» WHAT YOU NEED TO DO:
Could you write out every entry exactly as it stands?

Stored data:
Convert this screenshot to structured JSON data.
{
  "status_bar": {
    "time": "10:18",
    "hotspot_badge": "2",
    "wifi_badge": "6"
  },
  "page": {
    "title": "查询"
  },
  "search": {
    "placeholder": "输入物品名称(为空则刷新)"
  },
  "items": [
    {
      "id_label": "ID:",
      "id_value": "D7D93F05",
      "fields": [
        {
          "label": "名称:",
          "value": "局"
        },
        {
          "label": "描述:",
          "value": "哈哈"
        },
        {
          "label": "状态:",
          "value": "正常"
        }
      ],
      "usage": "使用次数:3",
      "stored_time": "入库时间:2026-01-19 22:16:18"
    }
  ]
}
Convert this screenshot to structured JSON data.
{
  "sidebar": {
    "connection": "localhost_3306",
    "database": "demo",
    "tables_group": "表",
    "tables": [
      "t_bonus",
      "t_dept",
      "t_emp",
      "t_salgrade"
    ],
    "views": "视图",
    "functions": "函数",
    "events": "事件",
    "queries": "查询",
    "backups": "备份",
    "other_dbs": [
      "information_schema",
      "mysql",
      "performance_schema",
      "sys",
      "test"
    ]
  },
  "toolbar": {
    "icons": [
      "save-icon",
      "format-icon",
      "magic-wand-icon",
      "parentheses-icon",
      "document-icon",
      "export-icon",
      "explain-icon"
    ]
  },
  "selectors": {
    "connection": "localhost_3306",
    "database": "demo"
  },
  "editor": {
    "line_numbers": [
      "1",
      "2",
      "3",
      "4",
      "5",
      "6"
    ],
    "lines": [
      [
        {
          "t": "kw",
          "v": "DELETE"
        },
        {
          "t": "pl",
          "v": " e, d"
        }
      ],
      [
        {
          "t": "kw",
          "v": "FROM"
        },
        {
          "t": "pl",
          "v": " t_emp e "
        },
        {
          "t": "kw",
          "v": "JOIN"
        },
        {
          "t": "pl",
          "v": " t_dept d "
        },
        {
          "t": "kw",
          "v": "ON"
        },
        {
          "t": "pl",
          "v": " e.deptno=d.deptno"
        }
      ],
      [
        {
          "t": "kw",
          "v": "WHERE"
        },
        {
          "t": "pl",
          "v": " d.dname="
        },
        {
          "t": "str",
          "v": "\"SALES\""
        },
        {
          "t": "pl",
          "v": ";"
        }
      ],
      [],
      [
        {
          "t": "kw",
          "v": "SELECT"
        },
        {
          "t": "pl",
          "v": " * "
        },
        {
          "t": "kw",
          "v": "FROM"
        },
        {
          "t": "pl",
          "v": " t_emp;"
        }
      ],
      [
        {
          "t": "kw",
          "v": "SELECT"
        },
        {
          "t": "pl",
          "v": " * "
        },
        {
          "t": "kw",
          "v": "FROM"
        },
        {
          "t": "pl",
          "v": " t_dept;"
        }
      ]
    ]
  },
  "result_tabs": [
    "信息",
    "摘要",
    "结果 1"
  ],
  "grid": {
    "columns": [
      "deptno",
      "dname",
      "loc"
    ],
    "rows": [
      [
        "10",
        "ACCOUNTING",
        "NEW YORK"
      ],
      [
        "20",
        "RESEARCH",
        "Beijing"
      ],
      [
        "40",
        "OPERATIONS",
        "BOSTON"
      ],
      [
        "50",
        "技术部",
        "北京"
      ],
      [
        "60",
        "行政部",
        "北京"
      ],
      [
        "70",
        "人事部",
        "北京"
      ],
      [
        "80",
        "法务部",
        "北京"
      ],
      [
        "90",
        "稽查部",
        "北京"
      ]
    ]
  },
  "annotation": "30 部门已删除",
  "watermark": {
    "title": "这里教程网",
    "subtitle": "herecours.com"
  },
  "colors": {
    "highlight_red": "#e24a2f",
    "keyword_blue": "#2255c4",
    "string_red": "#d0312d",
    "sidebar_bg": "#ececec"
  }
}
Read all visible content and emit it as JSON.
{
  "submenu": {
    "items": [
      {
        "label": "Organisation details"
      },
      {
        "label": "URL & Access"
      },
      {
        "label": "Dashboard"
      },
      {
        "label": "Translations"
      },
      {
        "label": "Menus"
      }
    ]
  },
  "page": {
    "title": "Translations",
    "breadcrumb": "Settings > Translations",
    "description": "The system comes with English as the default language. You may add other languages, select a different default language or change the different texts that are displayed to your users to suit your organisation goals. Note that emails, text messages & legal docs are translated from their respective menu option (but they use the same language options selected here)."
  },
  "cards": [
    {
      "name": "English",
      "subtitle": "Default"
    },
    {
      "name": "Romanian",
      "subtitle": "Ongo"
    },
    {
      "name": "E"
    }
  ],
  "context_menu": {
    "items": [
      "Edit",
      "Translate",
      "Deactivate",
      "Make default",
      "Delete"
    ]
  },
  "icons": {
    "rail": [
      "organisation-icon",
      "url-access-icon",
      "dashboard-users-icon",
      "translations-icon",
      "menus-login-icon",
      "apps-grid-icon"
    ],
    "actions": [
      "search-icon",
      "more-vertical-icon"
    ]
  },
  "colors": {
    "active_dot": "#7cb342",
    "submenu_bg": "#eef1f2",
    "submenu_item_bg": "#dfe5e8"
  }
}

» EXERCISE OUTPUT:
Convert this screenshot to structured JSON data.
{
  "status_bar": {
    "time": "10:18",
    "hotspot_badge": "2",
    "wifi_badge": "6"
  },
  "page": {
    "title": "查询"
  },
  "search": {
    "placeholder": "输入物品名称(为空则刷新)"
  },
  "items": [
    {
      "id_label": "ID:",
      "id_value": "D7D93F05",
      "fields": [
        {
          "label": "名称:",
          "value": "局"
        },
        {
          "label": "描述:",
          "value": "哈哈"
        },
        {
          "label": "状态:",
          "value": "正常"
        }
      ],
      "usage": "使用次数:3",
      "stored_time": "入库时间:2026-01-19 22:16:18"
    }
  ]
}
Convert this screenshot to structured JSON data.
{
  "sidebar": {
    "connection": "localhost_3306",
    "database": "demo",
    "tables_group": "表",
    "tables": [
      "t_bonus",
      "t_dept",
      "t_emp",
      "t_salgrade"
    ],
    "views": "视图",
    "functions": "函数",
    "events": "事件",
    "queries": "查询",
    "backups": "备份",
    "other_dbs": [
      "information_schema",
      "mysql",
      "performance_schema",
      "sys",
      "test"
    ]
  },
  "toolbar": {
    "icons": [
      "save-icon",
      "format-icon",
      "magic-wand-icon",
      "parentheses-icon",
      "document-icon",
      "export-icon",
      "explain-icon"
    ]
  },
  "selectors": {
    "connection": "localhost_3306",
    "database": "demo"
  },
  "editor": {
    "line_numbers": [
      "1",
      "2",
      "3",
      "4",
      "5",
      "6"
    ],
    "lines": [
      [
        {
          "t": "kw",
          "v": "DELETE"
        },
        {
          "t": "pl",
          "v": " e, d"
        }
      ],
      [
        {
          "t": "kw",
          "v": "FROM"
        },
        {
          "t": "pl",
          "v": " t_emp e "
        },
        {
          "t": "kw",
          "v": "JOIN"
        },
        {
          "t": "pl",
          "v": " t_dept d "
        },
        {
          "t": "kw",
          "v": "ON"
        },
        {
          "t": "pl",
          "v": " e.deptno=d.deptno"
        }
      ],
      [
        {
          "t": "kw",
          "v": "WHERE"
        },
        {
          "t": "pl",
          "v": " d.dname="
        },
        {
          "t": "str",
          "v": "\"SALES\""
        },
        {
          "t": "pl",
          "v": ";"
        }
      ],
      [],
      [
        {
          "t": "kw",
          "v": "SELECT"
        },
        {
          "t": "pl",
          "v": " * "
        },
        {
          "t": "kw",
          "v": "FROM"
        },
        {
          "t": "pl",
          "v": " t_emp;"
        }
      ],
      [
        {
          "t": "kw",
          "v": "SELECT"
        },
        {
          "t": "pl",
          "v": " * "
        },
        {
          "t": "kw",
          "v": "FROM"
        },
        {
          "t": "pl",
          "v": " t_dept;"
        }
      ]
    ]
  },
  "result_tabs": [
    "信息",
    "摘要",
    "结果 1"
  ],
  "grid": {
    "columns": [
      "deptno",
      "dname",
      "loc"
    ],
    "rows": [
      [
        "10",
        "ACCOUNTING",
        "NEW YORK"
      ],
      [
        "20",
        "RESEARCH",
        "Beijing"
      ],
      [
        "40",
        "OPERATIONS",
        "BOSTON"
      ],
      [
        "50",
        "技术部",
        "北京"
      ],
      [
        "60",
        "行政部",
        "北京"
      ],
      [
        "70",
        "人事部",
        "北京"
      ],
      [
        "80",
        "法务部",
        "北京"
      ],
      [
        "90",
        "稽查部",
        "北京"
      ]
    ]
  },
  "annotation": "30 部门已删除",
  "watermark": {
    "title": "这里教程网",
    "subtitle": "herecours.com"
  },
  "colors": {
    "highlight_red": "#e24a2f",
    "keyword_blue": "#2255c4",
    "string_red": "#d0312d",
    "sidebar_bg": "#ececec"
  }
}
Read all visible content and emit it as JSON.
{
  "submenu": {
    "items": [
      {
        "label": "Organisation details"
      },
      {
        "label": "URL & Access"
      },
      {
        "label": "Dashboard"
      },
      {
        "label": "Translations"
      },
      {
        "label": "Menus"
      }
    ]
  },
  "page": {
    "title": "Translations",
    "breadcrumb": "Settings > Translations",
    "description": "The system comes with English as the default language. You may add other languages, select a different default language or change the different texts that are displayed to your users to suit your organisation goals. Note that emails, text messages & legal docs are translated from their respective menu option (but they use the same language options selected here)."
  },
  "cards": [
    {
      "name": "English",
      "subtitle": "Default"
    },
    {
      "name": "Romanian",
      "subtitle": "Ongo"
    },
    {
      "name": "E"
    }
  ],
  "context_menu": {
    "items": [
      "Edit",
      "Translate",
      "Deactivate",
      "Make default",
      "Delete"
    ]
  },
  "icons": {
    "rail": [
      "organisation-icon",
      "url-access-icon",
      "dashboard-users-icon",
      "translations-icon",
      "menus-login-icon",
      "apps-grid-icon"
    ],
    "actions": [
      "search-icon",
      "more-vertical-icon"
    ]
  },
  "colors": {
    "active_dot": "#7cb342",
    "submenu_bg": "#eef1f2",
    "submenu_item_bg": "#dfe5e8"
  }
}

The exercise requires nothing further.